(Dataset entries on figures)
****************************************

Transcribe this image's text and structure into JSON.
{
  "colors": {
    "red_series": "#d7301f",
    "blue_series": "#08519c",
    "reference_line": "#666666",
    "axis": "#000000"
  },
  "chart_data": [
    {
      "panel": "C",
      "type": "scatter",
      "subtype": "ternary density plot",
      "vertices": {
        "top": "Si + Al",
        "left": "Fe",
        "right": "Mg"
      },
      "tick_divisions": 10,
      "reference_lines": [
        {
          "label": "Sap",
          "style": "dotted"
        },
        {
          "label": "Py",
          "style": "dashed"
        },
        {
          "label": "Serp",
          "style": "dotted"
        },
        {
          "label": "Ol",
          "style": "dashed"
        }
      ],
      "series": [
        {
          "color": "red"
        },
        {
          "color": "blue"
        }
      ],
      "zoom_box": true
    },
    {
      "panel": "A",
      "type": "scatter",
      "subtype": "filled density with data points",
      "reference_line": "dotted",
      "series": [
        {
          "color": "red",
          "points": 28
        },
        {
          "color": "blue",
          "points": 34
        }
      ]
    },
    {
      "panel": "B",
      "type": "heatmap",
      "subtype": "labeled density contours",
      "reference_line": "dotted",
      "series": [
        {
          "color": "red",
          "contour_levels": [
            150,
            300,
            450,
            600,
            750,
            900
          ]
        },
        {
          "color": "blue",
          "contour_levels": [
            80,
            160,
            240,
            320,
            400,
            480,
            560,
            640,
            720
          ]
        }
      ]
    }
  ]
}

****************************************

**Problem statement**:
Locate all lines holding the word "subtype", then copy them out.

**Answer below**:
      "subtype": "ternary density plot",
      "subtype": "filled density with data points",
      "subtype": "labeled density contours",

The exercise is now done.